• [Exercise details]:
Show every line below that contains the string "otimizar".

# start of Material provided

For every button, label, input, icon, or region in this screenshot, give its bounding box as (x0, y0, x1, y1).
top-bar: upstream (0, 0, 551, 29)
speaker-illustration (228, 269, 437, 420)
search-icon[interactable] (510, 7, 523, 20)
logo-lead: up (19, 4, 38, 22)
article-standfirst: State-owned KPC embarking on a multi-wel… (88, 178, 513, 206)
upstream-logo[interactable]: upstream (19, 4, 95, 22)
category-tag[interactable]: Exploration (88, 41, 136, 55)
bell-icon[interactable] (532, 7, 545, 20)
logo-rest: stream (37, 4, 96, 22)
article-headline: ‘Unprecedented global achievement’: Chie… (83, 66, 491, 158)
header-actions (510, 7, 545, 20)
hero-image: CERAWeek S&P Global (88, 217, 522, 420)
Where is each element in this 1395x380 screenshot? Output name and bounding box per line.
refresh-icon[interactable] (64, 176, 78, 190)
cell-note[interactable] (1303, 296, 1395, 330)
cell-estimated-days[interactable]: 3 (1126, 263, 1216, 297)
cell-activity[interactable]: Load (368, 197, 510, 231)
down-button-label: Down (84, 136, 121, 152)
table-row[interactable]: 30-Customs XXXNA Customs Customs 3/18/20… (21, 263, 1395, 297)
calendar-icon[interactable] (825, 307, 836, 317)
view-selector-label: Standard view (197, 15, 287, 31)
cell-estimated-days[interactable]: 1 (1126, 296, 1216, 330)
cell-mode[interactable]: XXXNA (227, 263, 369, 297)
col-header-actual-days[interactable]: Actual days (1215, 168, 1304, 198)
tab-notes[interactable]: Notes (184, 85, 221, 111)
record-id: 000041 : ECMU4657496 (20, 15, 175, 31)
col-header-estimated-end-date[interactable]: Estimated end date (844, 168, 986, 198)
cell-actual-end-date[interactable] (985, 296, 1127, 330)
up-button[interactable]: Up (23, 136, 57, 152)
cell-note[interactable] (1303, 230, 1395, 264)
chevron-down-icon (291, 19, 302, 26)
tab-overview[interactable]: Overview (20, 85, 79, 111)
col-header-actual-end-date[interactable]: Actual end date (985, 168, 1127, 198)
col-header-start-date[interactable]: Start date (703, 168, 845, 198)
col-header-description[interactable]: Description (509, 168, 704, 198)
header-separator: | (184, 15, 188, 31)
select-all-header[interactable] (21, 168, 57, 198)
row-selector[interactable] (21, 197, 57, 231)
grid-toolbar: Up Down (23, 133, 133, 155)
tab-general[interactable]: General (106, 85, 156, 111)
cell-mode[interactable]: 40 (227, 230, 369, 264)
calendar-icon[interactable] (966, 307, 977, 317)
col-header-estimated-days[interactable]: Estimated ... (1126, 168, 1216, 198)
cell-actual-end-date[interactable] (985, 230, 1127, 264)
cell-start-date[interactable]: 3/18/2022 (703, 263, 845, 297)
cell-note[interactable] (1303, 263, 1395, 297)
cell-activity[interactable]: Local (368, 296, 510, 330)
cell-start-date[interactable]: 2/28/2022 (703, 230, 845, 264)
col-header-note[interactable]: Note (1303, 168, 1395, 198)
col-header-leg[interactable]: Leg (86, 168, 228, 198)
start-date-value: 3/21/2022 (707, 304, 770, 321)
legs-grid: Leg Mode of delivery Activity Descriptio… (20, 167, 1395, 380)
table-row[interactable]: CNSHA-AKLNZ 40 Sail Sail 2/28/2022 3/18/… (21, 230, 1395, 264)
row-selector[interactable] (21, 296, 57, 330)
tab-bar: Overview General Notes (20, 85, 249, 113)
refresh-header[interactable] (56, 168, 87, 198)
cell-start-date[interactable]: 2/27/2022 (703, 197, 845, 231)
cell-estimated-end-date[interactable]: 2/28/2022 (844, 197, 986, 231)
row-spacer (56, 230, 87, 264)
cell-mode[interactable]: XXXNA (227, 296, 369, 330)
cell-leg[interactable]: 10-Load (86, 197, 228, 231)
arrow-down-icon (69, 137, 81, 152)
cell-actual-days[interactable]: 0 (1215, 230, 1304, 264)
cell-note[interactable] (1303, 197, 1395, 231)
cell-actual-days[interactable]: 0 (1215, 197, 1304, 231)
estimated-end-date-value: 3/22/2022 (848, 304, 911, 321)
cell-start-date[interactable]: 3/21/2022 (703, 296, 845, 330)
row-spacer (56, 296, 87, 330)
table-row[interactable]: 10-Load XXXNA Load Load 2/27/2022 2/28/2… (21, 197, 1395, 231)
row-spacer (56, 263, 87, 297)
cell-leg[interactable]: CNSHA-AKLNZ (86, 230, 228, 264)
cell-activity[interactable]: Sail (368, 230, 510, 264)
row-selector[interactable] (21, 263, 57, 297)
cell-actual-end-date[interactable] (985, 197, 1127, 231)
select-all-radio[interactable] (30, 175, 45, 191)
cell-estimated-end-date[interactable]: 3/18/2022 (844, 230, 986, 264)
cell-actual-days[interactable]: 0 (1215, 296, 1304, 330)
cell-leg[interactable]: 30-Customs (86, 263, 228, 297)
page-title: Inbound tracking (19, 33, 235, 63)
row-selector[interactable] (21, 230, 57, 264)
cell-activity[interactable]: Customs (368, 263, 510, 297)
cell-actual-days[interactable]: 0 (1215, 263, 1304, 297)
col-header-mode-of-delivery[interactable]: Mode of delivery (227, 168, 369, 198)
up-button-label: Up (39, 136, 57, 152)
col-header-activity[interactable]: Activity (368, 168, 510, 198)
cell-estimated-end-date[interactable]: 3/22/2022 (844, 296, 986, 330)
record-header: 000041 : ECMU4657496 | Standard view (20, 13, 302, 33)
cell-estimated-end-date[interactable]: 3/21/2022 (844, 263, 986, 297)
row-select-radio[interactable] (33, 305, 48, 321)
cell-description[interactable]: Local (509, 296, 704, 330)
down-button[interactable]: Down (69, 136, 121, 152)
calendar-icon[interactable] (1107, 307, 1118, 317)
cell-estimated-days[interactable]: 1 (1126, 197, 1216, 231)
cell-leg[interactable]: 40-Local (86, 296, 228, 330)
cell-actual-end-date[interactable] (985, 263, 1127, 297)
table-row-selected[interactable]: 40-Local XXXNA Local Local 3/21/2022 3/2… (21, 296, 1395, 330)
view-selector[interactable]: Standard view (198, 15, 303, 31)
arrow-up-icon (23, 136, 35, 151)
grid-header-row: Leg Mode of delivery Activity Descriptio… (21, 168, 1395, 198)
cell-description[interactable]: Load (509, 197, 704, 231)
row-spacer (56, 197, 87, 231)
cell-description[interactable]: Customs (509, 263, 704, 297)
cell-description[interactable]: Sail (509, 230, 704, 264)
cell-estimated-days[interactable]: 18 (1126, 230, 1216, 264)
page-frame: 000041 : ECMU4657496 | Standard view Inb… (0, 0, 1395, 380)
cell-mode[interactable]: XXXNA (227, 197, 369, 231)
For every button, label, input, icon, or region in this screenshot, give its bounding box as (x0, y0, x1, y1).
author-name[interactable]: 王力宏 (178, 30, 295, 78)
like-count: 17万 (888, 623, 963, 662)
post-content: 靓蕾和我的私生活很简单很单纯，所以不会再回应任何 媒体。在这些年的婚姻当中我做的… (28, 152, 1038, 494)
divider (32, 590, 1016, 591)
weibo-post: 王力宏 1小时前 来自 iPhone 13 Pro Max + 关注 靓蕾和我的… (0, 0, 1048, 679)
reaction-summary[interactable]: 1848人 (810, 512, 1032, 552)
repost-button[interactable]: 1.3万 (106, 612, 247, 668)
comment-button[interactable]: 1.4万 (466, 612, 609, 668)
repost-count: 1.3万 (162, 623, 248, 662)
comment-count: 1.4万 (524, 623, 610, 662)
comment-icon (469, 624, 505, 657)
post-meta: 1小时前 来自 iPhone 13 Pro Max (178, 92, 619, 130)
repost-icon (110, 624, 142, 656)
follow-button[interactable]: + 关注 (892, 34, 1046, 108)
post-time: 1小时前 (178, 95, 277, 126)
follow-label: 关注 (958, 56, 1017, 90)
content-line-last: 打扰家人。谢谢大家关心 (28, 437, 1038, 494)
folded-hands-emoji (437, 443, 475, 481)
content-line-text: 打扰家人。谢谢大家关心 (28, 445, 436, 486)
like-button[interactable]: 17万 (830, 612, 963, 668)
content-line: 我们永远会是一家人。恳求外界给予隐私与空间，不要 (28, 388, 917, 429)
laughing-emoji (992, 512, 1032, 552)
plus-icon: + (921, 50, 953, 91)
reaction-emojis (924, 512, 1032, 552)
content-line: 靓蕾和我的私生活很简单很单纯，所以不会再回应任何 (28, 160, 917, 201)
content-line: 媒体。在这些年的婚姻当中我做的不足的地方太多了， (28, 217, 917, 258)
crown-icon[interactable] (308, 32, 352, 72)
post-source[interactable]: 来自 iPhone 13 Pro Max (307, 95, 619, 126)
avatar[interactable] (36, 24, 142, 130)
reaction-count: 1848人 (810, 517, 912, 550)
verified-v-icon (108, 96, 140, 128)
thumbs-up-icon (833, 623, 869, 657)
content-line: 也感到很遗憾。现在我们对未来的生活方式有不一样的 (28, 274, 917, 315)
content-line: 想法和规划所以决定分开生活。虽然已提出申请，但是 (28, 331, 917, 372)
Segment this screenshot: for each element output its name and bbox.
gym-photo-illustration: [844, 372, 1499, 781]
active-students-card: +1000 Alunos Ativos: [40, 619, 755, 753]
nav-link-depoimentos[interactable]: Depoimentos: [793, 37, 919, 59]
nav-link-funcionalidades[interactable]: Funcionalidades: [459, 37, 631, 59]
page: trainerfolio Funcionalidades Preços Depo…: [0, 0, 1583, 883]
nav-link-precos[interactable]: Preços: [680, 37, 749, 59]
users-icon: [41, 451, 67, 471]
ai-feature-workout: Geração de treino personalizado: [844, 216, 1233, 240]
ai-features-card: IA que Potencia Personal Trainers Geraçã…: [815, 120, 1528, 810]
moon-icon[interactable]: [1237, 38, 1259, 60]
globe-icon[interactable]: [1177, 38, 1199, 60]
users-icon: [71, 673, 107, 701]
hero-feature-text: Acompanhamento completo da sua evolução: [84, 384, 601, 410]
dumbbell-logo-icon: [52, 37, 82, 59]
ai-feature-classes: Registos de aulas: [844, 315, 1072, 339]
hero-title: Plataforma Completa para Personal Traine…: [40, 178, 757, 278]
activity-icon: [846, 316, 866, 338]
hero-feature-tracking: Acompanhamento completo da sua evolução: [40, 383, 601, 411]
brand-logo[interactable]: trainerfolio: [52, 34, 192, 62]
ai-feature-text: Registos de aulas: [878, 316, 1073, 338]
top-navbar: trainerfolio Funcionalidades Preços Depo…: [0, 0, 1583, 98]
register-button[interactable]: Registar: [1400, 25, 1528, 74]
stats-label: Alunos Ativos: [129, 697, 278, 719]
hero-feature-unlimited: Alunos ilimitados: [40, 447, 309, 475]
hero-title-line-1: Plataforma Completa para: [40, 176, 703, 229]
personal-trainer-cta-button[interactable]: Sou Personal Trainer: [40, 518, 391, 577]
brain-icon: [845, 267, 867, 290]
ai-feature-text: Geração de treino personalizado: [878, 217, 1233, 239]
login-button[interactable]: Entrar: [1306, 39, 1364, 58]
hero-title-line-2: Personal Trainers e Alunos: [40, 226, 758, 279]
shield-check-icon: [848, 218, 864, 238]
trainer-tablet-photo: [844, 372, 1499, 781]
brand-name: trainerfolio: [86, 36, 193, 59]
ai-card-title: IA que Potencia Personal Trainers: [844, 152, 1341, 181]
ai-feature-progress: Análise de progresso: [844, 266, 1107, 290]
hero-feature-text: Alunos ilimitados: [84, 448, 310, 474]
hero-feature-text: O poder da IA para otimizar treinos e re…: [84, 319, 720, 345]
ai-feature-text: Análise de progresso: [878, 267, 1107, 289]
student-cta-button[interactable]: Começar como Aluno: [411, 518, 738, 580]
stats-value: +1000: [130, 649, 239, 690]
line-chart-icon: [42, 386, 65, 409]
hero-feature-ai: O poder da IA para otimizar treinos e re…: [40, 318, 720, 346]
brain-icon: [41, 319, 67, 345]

# end of Material provided

• [Reply to the task]:
hero-feature-text: O poder da IA para otimizar treinos e re…: [84, 319, 720, 345]
hero-feature-ai: O poder da IA para otimizar treinos e re…: [40, 318, 720, 346]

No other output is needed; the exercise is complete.